**REQUIREMENTS**
Transcribe the records below in full; pictures stay out of the copy.
****************************************
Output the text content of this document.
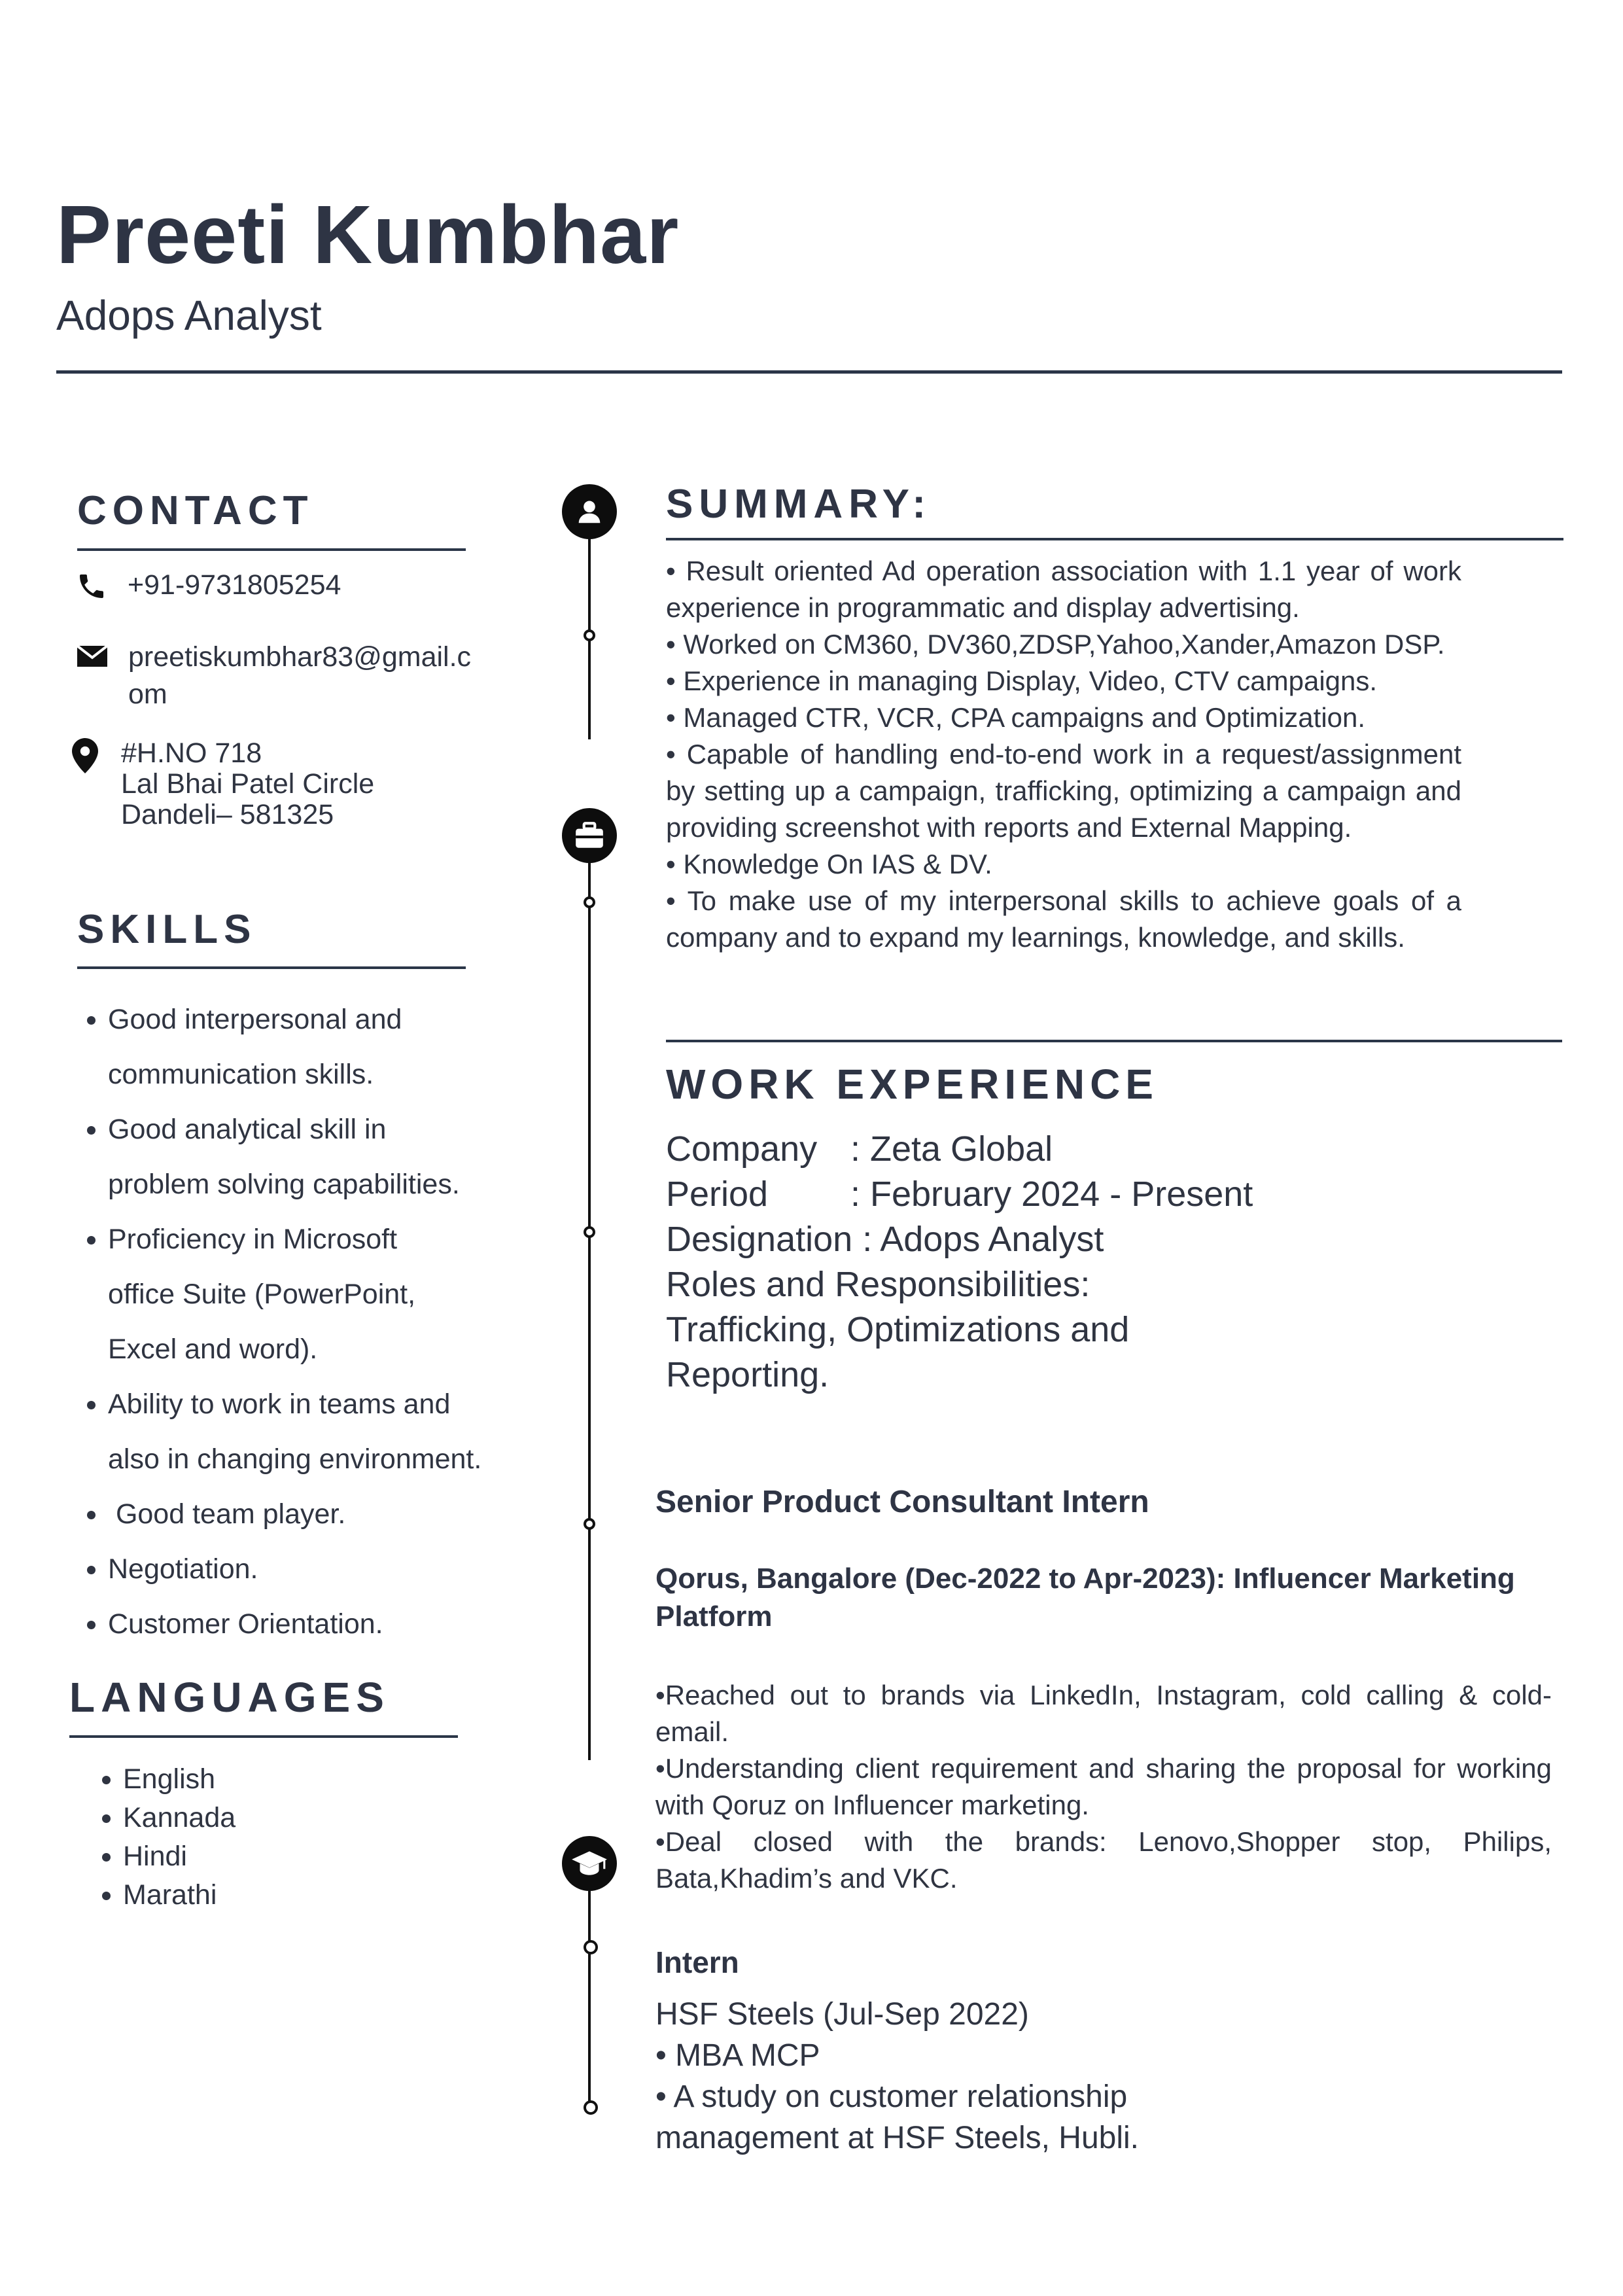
Preeti Kumbhar
Adops Analyst
CONTACT
+91-9731805254
preetiskumbhar83@gmail.c
om
#H.NO 718
Lal Bhai Patel Circle
Dandeli– 581325
SKILLS
• Good interpersonal and
communication skills.
• Good analytical skill in
problem solving capabilities.
• Proficiency in Microsoft
office Suite (PowerPoint,
Excel and word).
• Ability to work in teams and
also in changing environment.
•  Good team player.
• Negotiation.
• Customer Orientation.
LANGUAGES
• English
• Kannada
• Hindi
• Marathi
SUMMARY:
• Result oriented Ad operation association with 1.1 year of work experience in programmatic and display advertising.
• Worked on CM360, DV360,ZDSP,Yahoo,Xander,Amazon DSP.
• Experience in managing Display, Video, CTV campaigns.
• Managed CTR, VCR, CPA campaigns and Optimization.
• Capable of handling end-to-end work in a request/assignment by setting up a campaign, trafficking, optimizing a campaign and providing screenshot with reports and External Mapping.
• Knowledge On IAS & DV.
• To make use of my interpersonal skills to achieve goals of a company and to expand my learnings, knowledge, and skills.
WORK EXPERIENCE
Company : Zeta Global
Period : February 2024 - Present
Designation : Adops Analyst
Roles and Responsibilities:
Trafficking, Optimizations and
Reporting.
Senior Product Consultant Intern
Qorus, Bangalore (Dec-2022 to Apr-2023): Influencer Marketing Platform
•Reached out to brands via LinkedIn, Instagram, cold calling & cold-email.
•Understanding client requirement and sharing the proposal for working with Qoruz on Influencer marketing.
•Deal closed with the brands: Lenovo,Shopper stop, Philips, Bata,Khadim’s and VKC.
Intern
HSF Steels (Jul-Sep 2022)
• MBA MCP
• A study on customer relationship
management at HSF Steels, Hubli.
****************************************
**THE RESULT**
Output the text content of this document.
Preeti Kumbhar
Adops Analyst
CONTACT
+91-9731805254
preetiskumbhar83@gmail.c
om
#H.NO 718
Lal Bhai Patel Circle
Dandeli– 581325
SKILLS
• Good interpersonal and
communication skills.
• Good analytical skill in
problem solving capabilities.
• Proficiency in Microsoft
office Suite (PowerPoint,
Excel and word).
• Ability to work in teams and
also in changing environment.
•  Good team player.
• Negotiation.
• Customer Orientation.
LANGUAGES
• English
• Kannada
• Hindi
• Marathi
SUMMARY:
• Result oriented Ad operation association with 1.1 year of work experience in programmatic and display advertising.
• Worked on CM360, DV360,ZDSP,Yahoo,Xander,Amazon DSP.
• Experience in managing Display, Video, CTV campaigns.
• Managed CTR, VCR, CPA campaigns and Optimization.
• Capable of handling end-to-end work in a request/assignment by setting up a campaign, trafficking, optimizing a campaign and providing screenshot with reports and External Mapping.
• Knowledge On IAS & DV.
• To make use of my interpersonal skills to achieve goals of a company and to expand my learnings, knowledge, and skills.
WORK EXPERIENCE
Company : Zeta Global
Period : February 2024 - Present
Designation : Adops Analyst
Roles and Responsibilities:
Trafficking, Optimizations and
Reporting.
Senior Product Consultant Intern
Qorus, Bangalore (Dec-2022 to Apr-2023): Influencer Marketing Platform
•Reached out to brands via LinkedIn, Instagram, cold calling & cold-email.
•Understanding client requirement and sharing the proposal for working with Qoruz on Influencer marketing.
•Deal closed with the brands: Lenovo,Shopper stop, Philips, Bata,Khadim’s and VKC.
Intern
HSF Steels (Jul-Sep 2022)
• MBA MCP
• A study on customer relationship
management at HSF Steels, Hubli.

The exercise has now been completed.